* _PROBLEM TO SOLVE_: Quote all of the data below word for word, leaving out the pictures.

* start MATERIAL TO PROCESS *

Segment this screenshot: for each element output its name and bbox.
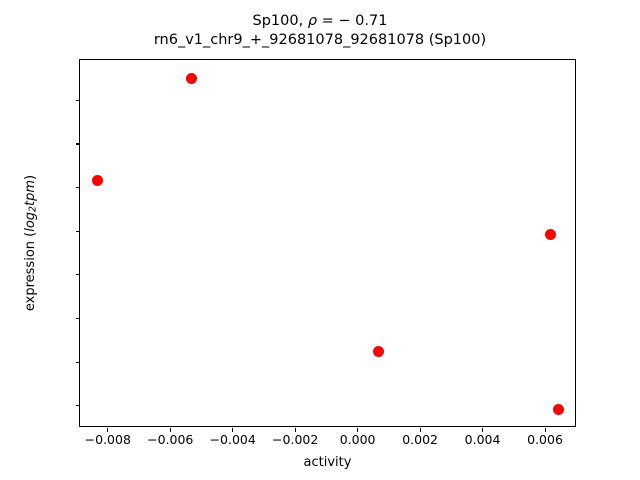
y-axis-tick-mark [76,274,80,276]
y-axis-tick-mark [76,317,80,320]
plot-axes-frame: −0.10.00.10.20.30.40.50.6−0.008−0.006−0.… [76,59,576,446]
x-axis-label: activity [303,455,352,470]
x-axis-tick-label: −0.006 [147,432,194,447]
y-axis-tick-mark [76,143,80,145]
chart-title-subtitle: rn6_v1_chr9_+_92681078_92681078 (Sp100) [153,32,487,48]
y-axis-tick-mark [76,230,80,232]
scatter-point [92,174,104,186]
x-axis-tick-mark [294,428,296,432]
scatter-point [373,345,385,357]
x-axis-tick-mark [419,428,421,432]
x-axis-tick-label: 0.002 [402,432,438,447]
y-axis-tick-mark [76,405,80,407]
rho-symbol: ρ [307,13,318,29]
y-axis-tick-mark [76,187,80,189]
plot-data-area [80,60,575,426]
x-axis-tick-label: −0.008 [84,432,131,447]
x-axis-tick-label: 0.004 [464,432,501,447]
x-axis-tick-label: 0.000 [339,432,376,447]
x-axis-tick-label: −0.002 [272,432,319,447]
y-axis-tick-mark [76,99,80,101]
chart-title-main: Sp100, ρ = − 0.71 [252,13,388,29]
x-axis-tick-mark [232,428,234,432]
x-axis-tick-label: −0.004 [209,432,256,447]
x-axis-tick-label: 0.006 [527,432,563,447]
x-axis-tick-mark [357,428,359,432]
x-axis-tick-mark [544,428,546,432]
scatter-point [545,229,557,241]
scatter-point [185,72,197,84]
y-axis-label: expression (log2tpm) [23,174,39,312]
chart-title: Sp100, ρ = − 0.71 rn6_v1_chr9_+_92681078… [0,12,640,50]
x-axis-tick-mark [169,428,171,432]
scatter-point [552,403,564,415]
x-axis-tick-mark [107,428,109,432]
x-axis-tick-mark [482,428,484,432]
log2tpm-units: log2tpm [23,179,39,232]
y-axis-tick-mark [76,361,80,363]
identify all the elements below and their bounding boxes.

* end MATERIAL TO PROCESS *

* _FINISHED ANSWER_:
Segment this screenshot: for each element output its name and bbox.
y-axis-tick-mark [76,274,80,276]
y-axis-tick-mark [76,317,80,320]
plot-axes-frame: −0.10.00.10.20.30.40.50.6−0.008−0.006−0.… [76,59,576,446]
x-axis-label: activity [303,455,352,470]
x-axis-tick-label: −0.006 [147,432,194,447]
y-axis-tick-mark [76,143,80,145]
chart-title-subtitle: rn6_v1_chr9_+_92681078_92681078 (Sp100) [153,32,487,48]
y-axis-tick-mark [76,230,80,232]
scatter-point [92,174,104,186]
x-axis-tick-mark [294,428,296,432]
scatter-point [373,345,385,357]
x-axis-tick-mark [419,428,421,432]
x-axis-tick-label: 0.002 [402,432,438,447]
y-axis-tick-mark [76,405,80,407]
rho-symbol: ρ [307,13,318,29]
y-axis-tick-mark [76,187,80,189]
plot-data-area [80,60,575,426]
x-axis-tick-label: −0.008 [84,432,131,447]
x-axis-tick-label: 0.004 [464,432,501,447]
x-axis-tick-label: 0.000 [339,432,376,447]
x-axis-tick-label: −0.002 [272,432,319,447]
y-axis-tick-mark [76,99,80,101]
chart-title-main: Sp100, ρ = − 0.71 [252,13,388,29]
x-axis-tick-mark [232,428,234,432]
x-axis-tick-label: −0.004 [209,432,256,447]
x-axis-tick-label: 0.006 [527,432,563,447]
x-axis-tick-mark [357,428,359,432]
x-axis-tick-mark [544,428,546,432]
scatter-point [545,229,557,241]
scatter-point [185,72,197,84]
y-axis-label: expression (log2tpm) [23,174,39,312]
chart-title: Sp100, ρ = − 0.71 rn6_v1_chr9_+_92681078… [0,12,640,50]
x-axis-tick-mark [169,428,171,432]
scatter-point [552,403,564,415]
x-axis-tick-mark [107,428,109,432]
x-axis-tick-mark [482,428,484,432]
log2tpm-units: log2tpm [23,179,39,232]
y-axis-tick-mark [76,361,80,363]
identify all the elements below and their bounding boxes.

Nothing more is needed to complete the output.